### GIVEN RECORDS:
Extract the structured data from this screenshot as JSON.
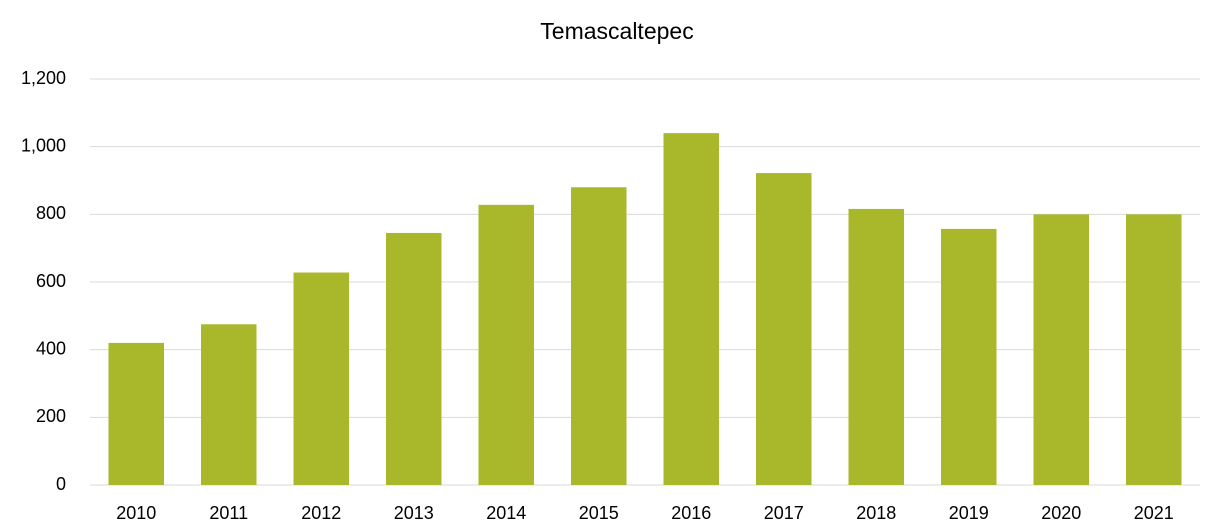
{
  "chart_data": {
    "type": "bar",
    "title": "Temascaltepec",
    "categories": [
      "2010",
      "2011",
      "2012",
      "2013",
      "2014",
      "2015",
      "2016",
      "2017",
      "2018",
      "2019",
      "2020",
      "2021"
    ],
    "values": [
      420,
      475,
      628,
      745,
      828,
      880,
      1040,
      922,
      816,
      757,
      800,
      800
    ],
    "color": "#a9b82a",
    "ylim": [
      0,
      1200
    ],
    "yticks": [
      0,
      200,
      400,
      600,
      800,
      {
        "value": 1000,
        "label": "1,000"
      },
      {
        "value": 1200,
        "label": "1,200"
      }
    ],
    "grid": true
  }
}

### WHAT YOU HAVE TO DO:
Could you repeat all of the material exactly? Pictures should not be copied.

### FULL SOLUTION:
Extract the structured data from this screenshot as JSON.
{
  "chart_data": {
    "type": "bar",
    "title": "Temascaltepec",
    "categories": [
      "2010",
      "2011",
      "2012",
      "2013",
      "2014",
      "2015",
      "2016",
      "2017",
      "2018",
      "2019",
      "2020",
      "2021"
    ],
    "values": [
      420,
      475,
      628,
      745,
      828,
      880,
      1040,
      922,
      816,
      757,
      800,
      800
    ],
    "color": "#a9b82a",
    "ylim": [
      0,
      1200
    ],
    "yticks": [
      0,
      200,
      400,
      600,
      800,
      {
        "value": 1000,
        "label": "1,000"
      },
      {
        "value": 1200,
        "label": "1,200"
      }
    ],
    "grid": true
  }
}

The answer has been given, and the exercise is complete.